— Start —

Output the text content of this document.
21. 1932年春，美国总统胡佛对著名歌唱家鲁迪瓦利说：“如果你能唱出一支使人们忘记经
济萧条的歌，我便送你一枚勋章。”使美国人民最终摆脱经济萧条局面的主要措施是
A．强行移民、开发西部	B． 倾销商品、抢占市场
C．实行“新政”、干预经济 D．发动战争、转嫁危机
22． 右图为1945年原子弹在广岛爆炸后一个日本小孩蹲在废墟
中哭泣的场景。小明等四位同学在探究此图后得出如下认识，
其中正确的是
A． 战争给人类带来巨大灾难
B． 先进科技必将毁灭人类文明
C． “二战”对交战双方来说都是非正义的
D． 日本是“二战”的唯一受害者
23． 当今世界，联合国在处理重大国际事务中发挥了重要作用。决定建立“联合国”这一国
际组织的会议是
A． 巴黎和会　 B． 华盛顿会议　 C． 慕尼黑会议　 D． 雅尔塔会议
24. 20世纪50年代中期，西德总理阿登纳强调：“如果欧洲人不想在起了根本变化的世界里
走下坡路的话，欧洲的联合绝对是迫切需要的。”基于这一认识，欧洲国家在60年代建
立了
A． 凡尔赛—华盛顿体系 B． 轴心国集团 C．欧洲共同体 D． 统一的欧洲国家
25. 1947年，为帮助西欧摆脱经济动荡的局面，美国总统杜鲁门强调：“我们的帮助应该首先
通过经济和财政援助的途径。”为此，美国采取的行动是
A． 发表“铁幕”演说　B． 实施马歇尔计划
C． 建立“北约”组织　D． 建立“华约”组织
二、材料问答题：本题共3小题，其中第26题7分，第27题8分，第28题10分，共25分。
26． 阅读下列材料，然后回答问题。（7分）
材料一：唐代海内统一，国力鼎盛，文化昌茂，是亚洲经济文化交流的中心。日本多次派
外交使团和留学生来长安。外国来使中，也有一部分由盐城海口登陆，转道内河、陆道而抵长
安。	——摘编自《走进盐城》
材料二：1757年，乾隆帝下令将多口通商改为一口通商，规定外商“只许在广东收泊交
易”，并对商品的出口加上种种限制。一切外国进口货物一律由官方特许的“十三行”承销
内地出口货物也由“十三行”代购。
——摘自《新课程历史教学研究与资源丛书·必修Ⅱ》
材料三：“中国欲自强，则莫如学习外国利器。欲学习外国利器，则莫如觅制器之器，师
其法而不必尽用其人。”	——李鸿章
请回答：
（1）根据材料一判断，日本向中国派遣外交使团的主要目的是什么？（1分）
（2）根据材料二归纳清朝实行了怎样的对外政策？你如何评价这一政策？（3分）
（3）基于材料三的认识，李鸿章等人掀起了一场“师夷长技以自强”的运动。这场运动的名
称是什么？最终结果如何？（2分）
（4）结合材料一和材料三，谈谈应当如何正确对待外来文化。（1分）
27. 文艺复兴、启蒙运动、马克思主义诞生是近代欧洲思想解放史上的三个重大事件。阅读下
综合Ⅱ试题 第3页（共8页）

— End —

* EXERCISE PROMPT *
Reproduce each entry word for word.

* COMPLETE RESPONSE *
Output the text content of this document.
21. 1932年春，美国总统胡佛对著名歌唱家鲁迪瓦利说：“如果你能唱出一支使人们忘记经
济萧条的歌，我便送你一枚勋章。”使美国人民最终摆脱经济萧条局面的主要措施是
A．强行移民、开发西部	B． 倾销商品、抢占市场
C．实行“新政”、干预经济 D．发动战争、转嫁危机
22． 右图为1945年原子弹在广岛爆炸后一个日本小孩蹲在废墟
中哭泣的场景。小明等四位同学在探究此图后得出如下认识，
其中正确的是
A． 战争给人类带来巨大灾难
B． 先进科技必将毁灭人类文明
C． “二战”对交战双方来说都是非正义的
D． 日本是“二战”的唯一受害者
23． 当今世界，联合国在处理重大国际事务中发挥了重要作用。决定建立“联合国”这一国
际组织的会议是
A． 巴黎和会　 B． 华盛顿会议　 C． 慕尼黑会议　 D． 雅尔塔会议
24. 20世纪50年代中期，西德总理阿登纳强调：“如果欧洲人不想在起了根本变化的世界里
走下坡路的话，欧洲的联合绝对是迫切需要的。”基于这一认识，欧洲国家在60年代建
立了
A． 凡尔赛—华盛顿体系 B． 轴心国集团 C．欧洲共同体 D． 统一的欧洲国家
25. 1947年，为帮助西欧摆脱经济动荡的局面，美国总统杜鲁门强调：“我们的帮助应该首先
通过经济和财政援助的途径。”为此，美国采取的行动是
A． 发表“铁幕”演说　B． 实施马歇尔计划
C． 建立“北约”组织　D． 建立“华约”组织
二、材料问答题：本题共3小题，其中第26题7分，第27题8分，第28题10分，共25分。
26． 阅读下列材料，然后回答问题。（7分）
材料一：唐代海内统一，国力鼎盛，文化昌茂，是亚洲经济文化交流的中心。日本多次派
外交使团和留学生来长安。外国来使中，也有一部分由盐城海口登陆，转道内河、陆道而抵长
安。	——摘编自《走进盐城》
材料二：1757年，乾隆帝下令将多口通商改为一口通商，规定外商“只许在广东收泊交
易”，并对商品的出口加上种种限制。一切外国进口货物一律由官方特许的“十三行”承销
内地出口货物也由“十三行”代购。
——摘自《新课程历史教学研究与资源丛书·必修Ⅱ》
材料三：“中国欲自强，则莫如学习外国利器。欲学习外国利器，则莫如觅制器之器，师
其法而不必尽用其人。”	——李鸿章
请回答：
（1）根据材料一判断，日本向中国派遣外交使团的主要目的是什么？（1分）
（2）根据材料二归纳清朝实行了怎样的对外政策？你如何评价这一政策？（3分）
（3）基于材料三的认识，李鸿章等人掀起了一场“师夷长技以自强”的运动。这场运动的名
称是什么？最终结果如何？（2分）
（4）结合材料一和材料三，谈谈应当如何正确对待外来文化。（1分）
27. 文艺复兴、启蒙运动、马克思主义诞生是近代欧洲思想解放史上的三个重大事件。阅读下
综合Ⅱ试题 第3页（共8页）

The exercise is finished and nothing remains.